» **Given exercise**: Find how many lines in the data below mention "الأصفهاني". Give the number only.

» **Records to process**:
┌──

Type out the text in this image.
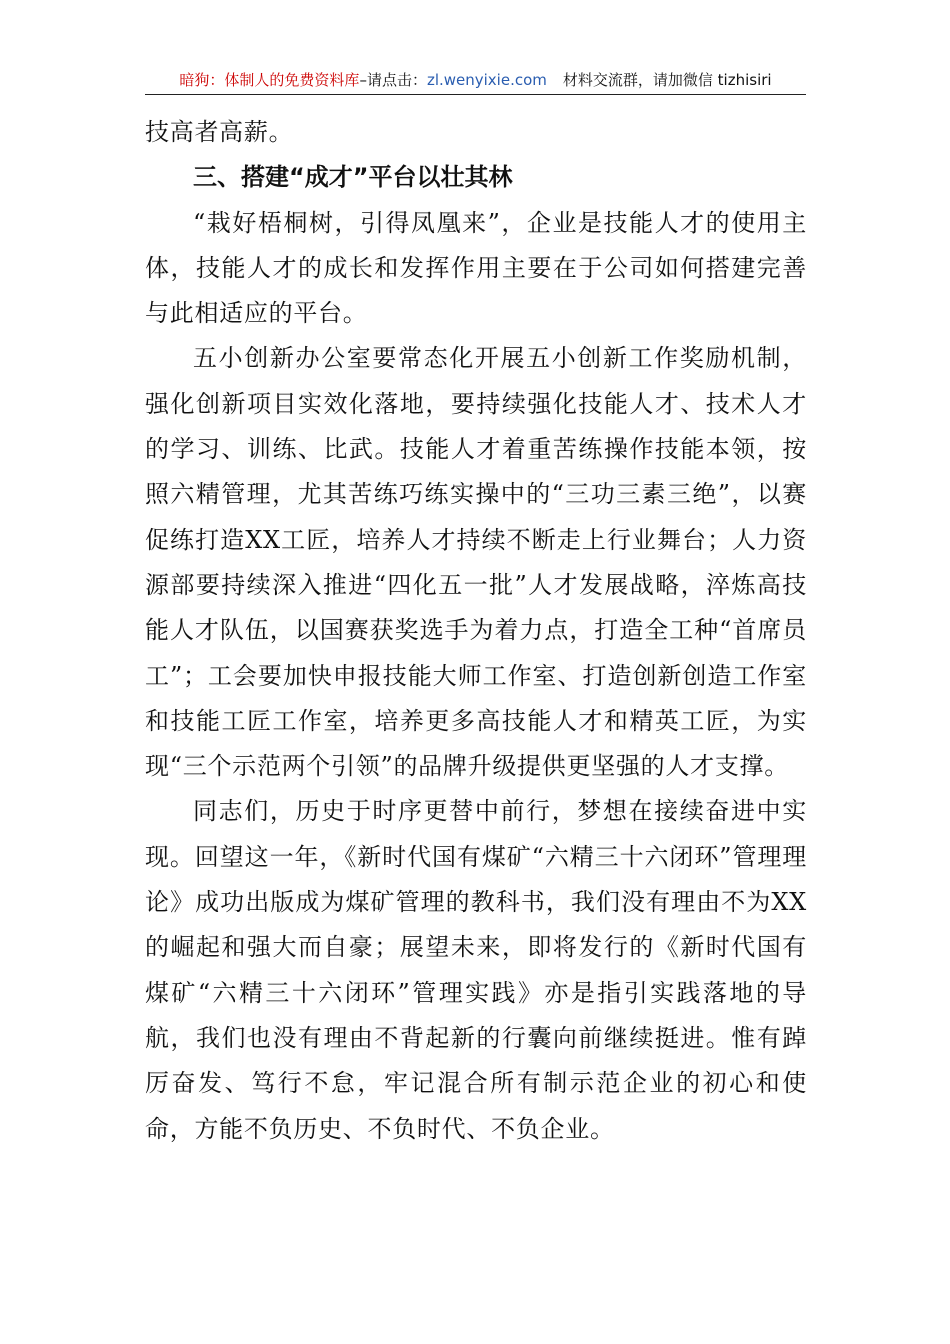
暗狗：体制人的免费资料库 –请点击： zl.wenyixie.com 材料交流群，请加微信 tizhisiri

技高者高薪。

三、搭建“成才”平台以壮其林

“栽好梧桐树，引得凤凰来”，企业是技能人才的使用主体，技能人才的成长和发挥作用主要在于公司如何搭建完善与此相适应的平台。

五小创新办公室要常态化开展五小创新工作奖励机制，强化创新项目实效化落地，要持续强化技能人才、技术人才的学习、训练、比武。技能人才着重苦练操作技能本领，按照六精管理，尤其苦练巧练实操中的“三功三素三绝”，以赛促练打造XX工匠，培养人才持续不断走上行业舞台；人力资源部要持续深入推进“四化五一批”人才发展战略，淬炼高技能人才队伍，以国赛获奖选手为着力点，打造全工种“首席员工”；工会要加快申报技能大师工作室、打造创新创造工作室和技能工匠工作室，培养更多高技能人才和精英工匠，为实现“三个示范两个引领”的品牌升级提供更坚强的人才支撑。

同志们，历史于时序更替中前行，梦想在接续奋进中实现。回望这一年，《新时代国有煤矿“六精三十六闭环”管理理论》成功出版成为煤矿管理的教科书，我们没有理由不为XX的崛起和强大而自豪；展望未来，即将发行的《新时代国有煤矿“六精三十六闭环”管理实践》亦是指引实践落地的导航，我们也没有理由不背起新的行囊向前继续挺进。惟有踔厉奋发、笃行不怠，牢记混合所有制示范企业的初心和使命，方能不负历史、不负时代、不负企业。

└──
┌──

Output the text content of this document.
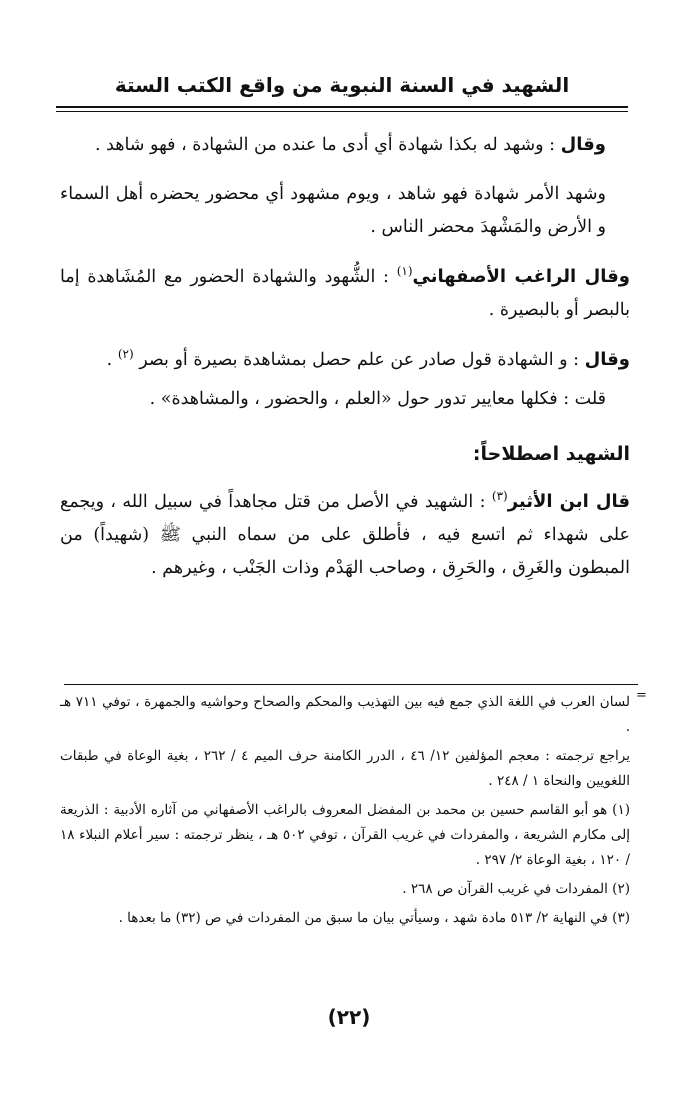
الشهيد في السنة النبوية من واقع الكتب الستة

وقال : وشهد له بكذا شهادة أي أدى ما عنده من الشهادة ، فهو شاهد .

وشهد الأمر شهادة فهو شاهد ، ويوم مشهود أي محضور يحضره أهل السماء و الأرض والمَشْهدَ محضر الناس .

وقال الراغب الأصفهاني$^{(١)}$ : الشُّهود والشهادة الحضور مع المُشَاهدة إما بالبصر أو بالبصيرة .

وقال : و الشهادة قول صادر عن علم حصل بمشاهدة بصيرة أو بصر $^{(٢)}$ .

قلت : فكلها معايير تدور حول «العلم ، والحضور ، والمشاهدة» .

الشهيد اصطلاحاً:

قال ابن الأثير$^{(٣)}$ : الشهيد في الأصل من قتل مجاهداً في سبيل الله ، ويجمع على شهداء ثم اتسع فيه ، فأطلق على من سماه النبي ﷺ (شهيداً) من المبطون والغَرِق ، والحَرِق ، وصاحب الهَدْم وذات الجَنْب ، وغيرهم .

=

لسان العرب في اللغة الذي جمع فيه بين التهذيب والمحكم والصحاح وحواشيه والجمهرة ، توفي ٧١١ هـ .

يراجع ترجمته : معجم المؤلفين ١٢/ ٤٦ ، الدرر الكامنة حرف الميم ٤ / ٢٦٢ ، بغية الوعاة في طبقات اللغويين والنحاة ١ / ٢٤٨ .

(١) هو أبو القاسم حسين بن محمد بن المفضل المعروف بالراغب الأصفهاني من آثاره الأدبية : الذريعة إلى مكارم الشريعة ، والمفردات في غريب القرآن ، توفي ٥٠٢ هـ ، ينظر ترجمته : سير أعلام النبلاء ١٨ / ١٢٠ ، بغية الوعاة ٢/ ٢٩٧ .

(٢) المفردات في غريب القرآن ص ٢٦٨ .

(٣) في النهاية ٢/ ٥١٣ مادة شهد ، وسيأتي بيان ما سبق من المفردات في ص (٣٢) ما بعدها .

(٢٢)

└──

» **Task solution**: 2